--- START Input data ---
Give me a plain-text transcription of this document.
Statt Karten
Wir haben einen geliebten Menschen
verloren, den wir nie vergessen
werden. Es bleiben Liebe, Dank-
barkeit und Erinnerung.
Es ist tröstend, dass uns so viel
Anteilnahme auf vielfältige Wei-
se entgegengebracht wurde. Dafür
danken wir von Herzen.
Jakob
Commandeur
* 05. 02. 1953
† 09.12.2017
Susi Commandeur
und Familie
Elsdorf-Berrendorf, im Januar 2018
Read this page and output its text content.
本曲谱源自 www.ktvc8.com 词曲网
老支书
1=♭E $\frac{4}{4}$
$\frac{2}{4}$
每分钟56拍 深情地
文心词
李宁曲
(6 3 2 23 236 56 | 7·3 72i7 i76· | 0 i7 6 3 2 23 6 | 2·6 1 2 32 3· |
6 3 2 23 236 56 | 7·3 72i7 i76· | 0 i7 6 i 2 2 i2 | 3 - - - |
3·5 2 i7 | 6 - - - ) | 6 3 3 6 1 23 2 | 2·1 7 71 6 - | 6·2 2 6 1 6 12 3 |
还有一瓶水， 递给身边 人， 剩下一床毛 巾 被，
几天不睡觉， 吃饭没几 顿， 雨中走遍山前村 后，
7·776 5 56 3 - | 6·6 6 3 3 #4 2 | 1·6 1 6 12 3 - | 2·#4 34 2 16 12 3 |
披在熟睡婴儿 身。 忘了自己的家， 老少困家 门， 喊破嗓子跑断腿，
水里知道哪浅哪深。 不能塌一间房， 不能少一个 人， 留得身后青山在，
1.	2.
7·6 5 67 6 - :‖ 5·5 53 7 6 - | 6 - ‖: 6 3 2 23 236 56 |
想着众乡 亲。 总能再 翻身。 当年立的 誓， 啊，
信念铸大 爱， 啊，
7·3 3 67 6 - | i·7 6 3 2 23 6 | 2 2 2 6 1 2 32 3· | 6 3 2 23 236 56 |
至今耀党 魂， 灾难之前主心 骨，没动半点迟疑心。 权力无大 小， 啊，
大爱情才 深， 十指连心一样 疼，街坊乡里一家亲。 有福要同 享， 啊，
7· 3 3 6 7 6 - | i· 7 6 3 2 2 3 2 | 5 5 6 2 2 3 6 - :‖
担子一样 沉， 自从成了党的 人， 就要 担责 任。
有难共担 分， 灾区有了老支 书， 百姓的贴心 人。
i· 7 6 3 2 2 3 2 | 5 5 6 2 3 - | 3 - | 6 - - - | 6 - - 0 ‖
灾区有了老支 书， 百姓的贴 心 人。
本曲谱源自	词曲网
--- END Input data ---
Within the data above, pick out all lines holding the word "text".

Give me a plain-text transcription of this document.
Read this page and output its text content.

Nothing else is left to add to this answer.